* Exercise aim: How many lines in the listing below include the word "text"? Reply with the count alone.

Data listing:
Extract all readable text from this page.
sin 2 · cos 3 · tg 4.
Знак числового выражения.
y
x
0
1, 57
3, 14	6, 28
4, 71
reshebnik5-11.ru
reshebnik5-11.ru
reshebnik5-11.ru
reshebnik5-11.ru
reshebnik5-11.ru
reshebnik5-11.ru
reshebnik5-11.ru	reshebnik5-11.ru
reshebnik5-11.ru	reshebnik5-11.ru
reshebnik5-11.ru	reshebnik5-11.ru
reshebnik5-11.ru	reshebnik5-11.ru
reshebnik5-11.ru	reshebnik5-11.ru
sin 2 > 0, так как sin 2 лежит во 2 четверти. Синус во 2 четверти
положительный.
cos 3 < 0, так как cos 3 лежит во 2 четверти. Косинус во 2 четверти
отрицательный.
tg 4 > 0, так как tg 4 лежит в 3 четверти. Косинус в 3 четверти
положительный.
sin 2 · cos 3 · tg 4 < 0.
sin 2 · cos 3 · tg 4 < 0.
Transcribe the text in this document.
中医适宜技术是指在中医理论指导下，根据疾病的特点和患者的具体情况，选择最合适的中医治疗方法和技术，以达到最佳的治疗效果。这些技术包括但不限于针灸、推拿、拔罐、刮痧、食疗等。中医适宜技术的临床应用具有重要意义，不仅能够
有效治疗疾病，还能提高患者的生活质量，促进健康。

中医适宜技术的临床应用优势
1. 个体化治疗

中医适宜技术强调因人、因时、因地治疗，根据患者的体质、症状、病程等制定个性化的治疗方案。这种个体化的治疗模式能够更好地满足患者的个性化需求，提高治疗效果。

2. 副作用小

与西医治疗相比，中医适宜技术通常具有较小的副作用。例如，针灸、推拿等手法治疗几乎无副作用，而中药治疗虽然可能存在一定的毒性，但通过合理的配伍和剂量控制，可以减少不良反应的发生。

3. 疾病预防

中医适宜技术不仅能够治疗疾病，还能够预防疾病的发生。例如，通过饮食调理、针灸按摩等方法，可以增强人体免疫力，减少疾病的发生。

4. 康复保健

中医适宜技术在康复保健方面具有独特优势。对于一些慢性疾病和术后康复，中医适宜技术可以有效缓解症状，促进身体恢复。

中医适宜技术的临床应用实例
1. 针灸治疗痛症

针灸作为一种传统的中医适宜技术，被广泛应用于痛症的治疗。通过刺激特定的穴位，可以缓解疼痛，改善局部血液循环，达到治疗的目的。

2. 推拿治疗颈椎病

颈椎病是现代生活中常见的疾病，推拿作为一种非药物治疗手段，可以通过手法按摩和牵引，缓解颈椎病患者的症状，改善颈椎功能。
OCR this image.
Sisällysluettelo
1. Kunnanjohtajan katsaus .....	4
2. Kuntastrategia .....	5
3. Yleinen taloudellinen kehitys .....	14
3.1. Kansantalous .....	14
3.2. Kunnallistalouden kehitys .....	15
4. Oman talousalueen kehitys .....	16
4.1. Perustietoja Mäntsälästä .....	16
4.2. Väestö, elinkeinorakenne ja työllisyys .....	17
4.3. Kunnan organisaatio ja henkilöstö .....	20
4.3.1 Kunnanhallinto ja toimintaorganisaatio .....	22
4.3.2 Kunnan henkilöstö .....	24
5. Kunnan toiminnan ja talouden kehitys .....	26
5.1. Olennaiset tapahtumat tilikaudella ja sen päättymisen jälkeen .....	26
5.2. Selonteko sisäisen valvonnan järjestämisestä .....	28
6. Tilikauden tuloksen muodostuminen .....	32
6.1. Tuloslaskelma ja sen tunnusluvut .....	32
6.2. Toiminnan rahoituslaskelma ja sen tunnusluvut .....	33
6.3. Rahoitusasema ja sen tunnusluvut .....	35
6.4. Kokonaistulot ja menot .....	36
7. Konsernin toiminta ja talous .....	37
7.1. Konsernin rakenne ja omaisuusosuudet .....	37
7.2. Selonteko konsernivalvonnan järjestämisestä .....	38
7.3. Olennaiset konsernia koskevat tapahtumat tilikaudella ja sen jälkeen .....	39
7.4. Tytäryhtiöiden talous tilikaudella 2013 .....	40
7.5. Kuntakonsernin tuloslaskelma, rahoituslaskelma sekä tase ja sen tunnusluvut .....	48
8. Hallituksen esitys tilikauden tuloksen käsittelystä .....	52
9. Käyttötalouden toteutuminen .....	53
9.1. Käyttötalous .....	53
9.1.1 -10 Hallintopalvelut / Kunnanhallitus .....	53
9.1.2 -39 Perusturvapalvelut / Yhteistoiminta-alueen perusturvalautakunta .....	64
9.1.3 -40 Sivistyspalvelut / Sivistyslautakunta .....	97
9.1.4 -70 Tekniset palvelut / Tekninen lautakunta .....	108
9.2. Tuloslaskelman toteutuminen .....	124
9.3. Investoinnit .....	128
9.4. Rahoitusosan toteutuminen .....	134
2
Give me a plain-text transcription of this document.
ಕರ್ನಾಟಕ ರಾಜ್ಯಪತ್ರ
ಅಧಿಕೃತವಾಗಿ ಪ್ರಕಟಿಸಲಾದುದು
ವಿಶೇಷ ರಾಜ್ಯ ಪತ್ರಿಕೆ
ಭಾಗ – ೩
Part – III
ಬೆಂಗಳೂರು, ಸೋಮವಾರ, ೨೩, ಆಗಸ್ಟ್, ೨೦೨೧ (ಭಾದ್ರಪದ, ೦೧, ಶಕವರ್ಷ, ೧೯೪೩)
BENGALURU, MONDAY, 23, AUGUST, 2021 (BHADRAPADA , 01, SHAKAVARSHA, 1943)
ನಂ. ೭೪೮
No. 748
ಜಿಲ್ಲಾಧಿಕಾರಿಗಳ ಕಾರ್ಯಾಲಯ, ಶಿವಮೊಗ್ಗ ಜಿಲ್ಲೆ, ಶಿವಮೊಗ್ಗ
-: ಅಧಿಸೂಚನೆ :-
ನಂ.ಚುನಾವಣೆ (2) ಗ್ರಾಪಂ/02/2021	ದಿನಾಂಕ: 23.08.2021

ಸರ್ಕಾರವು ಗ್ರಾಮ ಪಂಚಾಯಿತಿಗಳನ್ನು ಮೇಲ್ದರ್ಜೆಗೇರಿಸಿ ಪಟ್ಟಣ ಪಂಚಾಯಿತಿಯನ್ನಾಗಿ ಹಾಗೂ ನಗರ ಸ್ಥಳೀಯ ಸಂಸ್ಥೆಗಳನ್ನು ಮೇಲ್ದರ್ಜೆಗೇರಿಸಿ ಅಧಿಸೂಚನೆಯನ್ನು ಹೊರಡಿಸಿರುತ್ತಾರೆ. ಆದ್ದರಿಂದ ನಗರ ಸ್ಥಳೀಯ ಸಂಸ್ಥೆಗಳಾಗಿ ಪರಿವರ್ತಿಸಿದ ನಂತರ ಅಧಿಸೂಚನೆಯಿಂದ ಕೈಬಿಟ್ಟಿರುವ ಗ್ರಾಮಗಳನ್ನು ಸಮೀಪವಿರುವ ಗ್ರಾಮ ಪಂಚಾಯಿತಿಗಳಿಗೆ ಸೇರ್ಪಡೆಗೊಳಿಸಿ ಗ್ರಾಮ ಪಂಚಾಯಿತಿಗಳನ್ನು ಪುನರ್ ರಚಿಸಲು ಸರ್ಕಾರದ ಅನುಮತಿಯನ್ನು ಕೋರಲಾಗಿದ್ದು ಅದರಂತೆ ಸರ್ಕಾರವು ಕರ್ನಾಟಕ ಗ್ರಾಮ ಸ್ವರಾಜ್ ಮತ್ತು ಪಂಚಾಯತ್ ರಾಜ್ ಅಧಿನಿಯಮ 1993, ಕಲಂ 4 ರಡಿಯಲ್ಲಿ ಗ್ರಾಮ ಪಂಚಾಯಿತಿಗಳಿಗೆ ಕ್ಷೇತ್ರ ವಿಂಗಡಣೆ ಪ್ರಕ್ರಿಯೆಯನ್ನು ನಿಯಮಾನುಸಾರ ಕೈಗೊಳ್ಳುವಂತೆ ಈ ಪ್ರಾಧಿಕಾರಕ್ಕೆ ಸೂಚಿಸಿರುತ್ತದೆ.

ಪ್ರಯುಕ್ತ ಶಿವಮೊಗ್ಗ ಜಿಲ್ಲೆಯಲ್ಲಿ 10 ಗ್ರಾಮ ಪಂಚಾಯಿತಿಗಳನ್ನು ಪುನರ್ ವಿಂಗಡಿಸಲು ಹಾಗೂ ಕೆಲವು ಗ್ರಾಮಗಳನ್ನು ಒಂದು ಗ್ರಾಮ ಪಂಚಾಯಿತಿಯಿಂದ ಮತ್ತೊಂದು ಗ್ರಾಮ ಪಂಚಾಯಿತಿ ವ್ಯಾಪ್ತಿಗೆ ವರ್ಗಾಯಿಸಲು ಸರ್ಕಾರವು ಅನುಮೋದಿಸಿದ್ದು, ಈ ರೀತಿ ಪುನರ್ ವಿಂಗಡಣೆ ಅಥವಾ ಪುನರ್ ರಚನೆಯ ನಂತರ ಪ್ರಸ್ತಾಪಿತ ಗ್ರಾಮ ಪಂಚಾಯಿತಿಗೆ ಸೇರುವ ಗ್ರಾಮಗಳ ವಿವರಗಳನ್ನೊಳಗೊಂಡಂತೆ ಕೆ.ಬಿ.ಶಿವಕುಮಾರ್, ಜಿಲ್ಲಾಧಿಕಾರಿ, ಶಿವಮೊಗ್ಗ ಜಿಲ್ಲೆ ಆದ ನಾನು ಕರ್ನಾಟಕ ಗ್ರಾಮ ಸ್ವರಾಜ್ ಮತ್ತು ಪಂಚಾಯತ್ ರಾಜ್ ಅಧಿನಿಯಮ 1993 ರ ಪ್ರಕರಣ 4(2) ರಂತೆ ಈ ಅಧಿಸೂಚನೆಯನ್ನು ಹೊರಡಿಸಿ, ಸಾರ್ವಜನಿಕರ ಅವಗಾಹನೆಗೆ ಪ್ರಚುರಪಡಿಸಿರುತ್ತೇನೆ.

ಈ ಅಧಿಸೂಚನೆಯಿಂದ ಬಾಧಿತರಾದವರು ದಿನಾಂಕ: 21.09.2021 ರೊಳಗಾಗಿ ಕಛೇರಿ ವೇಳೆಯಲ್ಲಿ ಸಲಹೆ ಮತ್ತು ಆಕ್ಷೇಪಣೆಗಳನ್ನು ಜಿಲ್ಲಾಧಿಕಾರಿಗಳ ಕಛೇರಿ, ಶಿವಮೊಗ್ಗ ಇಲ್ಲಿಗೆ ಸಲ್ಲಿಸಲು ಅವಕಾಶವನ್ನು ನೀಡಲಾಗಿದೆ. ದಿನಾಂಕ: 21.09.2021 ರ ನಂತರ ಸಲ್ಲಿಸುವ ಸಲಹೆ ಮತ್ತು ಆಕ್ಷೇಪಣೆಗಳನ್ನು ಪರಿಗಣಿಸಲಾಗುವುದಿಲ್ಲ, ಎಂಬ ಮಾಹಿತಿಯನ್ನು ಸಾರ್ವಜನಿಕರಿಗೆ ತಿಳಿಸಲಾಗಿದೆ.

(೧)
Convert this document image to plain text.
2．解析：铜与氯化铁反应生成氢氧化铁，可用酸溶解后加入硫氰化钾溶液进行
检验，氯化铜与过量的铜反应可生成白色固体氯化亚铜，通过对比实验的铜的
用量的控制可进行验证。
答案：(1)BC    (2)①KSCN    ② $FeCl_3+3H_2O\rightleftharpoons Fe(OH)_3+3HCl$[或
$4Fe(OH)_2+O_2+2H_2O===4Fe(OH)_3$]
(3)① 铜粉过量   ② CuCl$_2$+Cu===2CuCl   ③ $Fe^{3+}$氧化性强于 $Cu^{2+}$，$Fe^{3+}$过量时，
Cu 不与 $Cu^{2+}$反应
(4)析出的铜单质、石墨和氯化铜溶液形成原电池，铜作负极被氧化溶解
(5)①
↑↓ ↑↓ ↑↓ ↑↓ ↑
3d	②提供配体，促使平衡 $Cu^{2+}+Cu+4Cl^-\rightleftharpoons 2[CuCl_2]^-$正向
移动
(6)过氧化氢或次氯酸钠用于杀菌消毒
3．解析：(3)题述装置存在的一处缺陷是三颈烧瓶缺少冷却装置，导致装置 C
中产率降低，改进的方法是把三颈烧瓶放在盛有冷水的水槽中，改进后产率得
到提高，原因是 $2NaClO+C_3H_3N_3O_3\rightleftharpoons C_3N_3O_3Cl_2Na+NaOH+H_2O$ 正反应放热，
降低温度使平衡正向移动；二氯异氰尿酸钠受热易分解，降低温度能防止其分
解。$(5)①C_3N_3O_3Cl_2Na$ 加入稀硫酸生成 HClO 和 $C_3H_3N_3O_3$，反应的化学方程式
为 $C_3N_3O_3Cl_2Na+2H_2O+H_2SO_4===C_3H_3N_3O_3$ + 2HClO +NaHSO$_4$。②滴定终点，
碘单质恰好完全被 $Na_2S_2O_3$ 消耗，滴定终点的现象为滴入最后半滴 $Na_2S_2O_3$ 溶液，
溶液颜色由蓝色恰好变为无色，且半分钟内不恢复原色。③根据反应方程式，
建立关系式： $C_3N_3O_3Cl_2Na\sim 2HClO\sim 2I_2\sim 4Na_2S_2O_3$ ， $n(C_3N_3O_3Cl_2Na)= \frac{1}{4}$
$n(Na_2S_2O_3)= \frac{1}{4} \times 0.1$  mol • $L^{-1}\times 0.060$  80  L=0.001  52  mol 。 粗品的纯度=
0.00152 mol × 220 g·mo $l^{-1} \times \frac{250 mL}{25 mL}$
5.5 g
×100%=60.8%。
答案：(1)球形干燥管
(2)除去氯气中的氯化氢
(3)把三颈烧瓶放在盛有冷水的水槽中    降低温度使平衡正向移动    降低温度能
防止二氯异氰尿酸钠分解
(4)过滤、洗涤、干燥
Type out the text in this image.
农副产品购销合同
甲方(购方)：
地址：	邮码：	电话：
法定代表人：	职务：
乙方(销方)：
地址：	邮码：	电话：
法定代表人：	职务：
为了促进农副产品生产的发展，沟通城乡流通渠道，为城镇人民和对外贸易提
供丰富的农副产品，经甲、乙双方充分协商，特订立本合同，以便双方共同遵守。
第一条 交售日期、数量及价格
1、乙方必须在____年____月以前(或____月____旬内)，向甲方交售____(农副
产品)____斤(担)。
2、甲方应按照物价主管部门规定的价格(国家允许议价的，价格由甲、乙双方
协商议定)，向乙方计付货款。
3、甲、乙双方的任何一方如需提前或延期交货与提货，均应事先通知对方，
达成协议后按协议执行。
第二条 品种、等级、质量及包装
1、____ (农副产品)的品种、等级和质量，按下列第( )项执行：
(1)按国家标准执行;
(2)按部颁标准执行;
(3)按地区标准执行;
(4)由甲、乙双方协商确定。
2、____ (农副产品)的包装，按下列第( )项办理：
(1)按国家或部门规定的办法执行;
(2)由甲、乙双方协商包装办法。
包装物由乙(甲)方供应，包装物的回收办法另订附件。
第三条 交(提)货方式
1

* Result of this task: 5